**Work required:**
Pick out all lines of the entries that include the word "mounted" and copy them.

**Working data:**
★ ★ ★ ★ ★

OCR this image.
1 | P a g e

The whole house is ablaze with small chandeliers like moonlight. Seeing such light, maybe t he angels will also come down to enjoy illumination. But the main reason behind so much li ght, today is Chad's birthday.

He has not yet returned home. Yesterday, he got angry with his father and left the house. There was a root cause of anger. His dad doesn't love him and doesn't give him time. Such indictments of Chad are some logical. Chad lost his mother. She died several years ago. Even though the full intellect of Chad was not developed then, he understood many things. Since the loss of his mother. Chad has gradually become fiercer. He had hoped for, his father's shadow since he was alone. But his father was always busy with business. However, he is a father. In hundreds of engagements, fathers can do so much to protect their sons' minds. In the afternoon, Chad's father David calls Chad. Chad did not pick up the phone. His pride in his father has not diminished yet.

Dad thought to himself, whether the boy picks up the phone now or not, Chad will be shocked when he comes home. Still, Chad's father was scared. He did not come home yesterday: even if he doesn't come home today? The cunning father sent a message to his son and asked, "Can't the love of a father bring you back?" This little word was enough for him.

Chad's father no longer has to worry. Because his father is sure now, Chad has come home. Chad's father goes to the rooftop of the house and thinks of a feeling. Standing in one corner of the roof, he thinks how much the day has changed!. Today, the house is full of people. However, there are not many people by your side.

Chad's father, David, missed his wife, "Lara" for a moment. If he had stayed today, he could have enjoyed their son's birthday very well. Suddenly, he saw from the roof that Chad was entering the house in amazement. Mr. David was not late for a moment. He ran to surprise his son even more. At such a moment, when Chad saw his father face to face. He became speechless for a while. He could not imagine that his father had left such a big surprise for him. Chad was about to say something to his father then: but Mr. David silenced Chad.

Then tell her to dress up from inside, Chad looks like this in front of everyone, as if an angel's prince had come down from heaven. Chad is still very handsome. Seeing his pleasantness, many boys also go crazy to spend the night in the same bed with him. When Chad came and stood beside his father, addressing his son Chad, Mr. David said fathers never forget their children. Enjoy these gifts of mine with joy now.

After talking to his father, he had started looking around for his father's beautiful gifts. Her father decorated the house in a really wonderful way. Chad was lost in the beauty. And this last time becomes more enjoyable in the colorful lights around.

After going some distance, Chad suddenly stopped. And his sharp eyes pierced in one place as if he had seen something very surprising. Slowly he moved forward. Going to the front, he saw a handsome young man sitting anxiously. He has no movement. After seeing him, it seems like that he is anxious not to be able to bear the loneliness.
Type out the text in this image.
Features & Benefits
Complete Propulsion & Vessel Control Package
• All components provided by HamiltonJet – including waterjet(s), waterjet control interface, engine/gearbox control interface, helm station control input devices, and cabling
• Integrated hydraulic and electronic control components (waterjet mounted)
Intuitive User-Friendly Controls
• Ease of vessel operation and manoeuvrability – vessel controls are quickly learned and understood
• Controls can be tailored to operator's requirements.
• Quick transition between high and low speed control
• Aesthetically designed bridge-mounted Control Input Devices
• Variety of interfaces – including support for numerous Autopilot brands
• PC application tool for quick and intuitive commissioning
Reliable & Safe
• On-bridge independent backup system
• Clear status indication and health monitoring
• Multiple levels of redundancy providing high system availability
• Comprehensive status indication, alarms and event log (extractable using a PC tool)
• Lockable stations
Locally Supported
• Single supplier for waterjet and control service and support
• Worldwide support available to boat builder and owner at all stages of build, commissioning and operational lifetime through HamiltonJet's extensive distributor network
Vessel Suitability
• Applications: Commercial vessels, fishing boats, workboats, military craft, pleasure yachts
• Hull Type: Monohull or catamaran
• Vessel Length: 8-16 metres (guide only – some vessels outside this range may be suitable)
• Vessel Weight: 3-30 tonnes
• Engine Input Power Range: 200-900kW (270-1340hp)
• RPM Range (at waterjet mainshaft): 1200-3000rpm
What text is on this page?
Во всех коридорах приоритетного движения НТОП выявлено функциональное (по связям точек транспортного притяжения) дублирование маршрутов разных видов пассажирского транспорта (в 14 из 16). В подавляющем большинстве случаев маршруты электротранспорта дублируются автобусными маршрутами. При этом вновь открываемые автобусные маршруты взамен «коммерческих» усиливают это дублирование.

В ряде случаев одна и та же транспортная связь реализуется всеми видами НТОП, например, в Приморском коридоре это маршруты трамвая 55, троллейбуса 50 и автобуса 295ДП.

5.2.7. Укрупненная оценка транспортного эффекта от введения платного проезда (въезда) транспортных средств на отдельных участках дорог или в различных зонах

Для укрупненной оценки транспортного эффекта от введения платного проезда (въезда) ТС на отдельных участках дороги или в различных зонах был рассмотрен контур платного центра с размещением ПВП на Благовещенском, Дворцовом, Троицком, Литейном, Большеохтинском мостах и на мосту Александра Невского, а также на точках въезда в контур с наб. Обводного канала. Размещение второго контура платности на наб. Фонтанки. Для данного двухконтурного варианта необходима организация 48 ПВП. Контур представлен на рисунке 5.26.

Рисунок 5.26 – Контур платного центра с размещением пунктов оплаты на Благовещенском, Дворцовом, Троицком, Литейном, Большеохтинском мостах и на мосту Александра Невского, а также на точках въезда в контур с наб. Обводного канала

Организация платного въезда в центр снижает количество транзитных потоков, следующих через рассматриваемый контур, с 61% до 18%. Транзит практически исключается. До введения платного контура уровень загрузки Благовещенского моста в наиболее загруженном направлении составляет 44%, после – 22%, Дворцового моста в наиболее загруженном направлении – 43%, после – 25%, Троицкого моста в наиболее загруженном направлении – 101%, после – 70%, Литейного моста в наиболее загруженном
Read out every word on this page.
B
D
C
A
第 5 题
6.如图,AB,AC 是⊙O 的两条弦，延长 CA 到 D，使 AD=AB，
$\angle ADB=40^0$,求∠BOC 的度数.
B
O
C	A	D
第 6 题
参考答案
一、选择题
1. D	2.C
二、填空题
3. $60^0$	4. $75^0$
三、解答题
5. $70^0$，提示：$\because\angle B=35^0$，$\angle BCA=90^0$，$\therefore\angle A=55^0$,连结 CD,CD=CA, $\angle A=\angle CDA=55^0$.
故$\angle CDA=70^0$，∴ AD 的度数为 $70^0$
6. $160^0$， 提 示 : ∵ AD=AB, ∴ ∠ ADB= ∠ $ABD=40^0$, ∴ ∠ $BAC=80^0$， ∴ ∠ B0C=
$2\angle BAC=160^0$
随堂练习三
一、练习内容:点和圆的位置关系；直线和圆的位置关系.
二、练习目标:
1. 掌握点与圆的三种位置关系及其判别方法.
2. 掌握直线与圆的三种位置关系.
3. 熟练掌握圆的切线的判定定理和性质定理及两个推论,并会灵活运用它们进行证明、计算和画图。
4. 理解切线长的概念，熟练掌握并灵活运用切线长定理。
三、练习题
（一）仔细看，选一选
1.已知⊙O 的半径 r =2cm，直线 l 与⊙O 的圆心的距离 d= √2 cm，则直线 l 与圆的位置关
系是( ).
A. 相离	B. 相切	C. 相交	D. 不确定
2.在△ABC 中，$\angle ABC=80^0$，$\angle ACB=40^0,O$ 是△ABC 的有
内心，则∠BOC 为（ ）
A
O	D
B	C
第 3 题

★ ★ ★ ★ ★

**Correct response:**
• Integrated hydraulic and electronic control components (waterjet mounted)
• Aesthetically designed bridge-mounted Control Input Devices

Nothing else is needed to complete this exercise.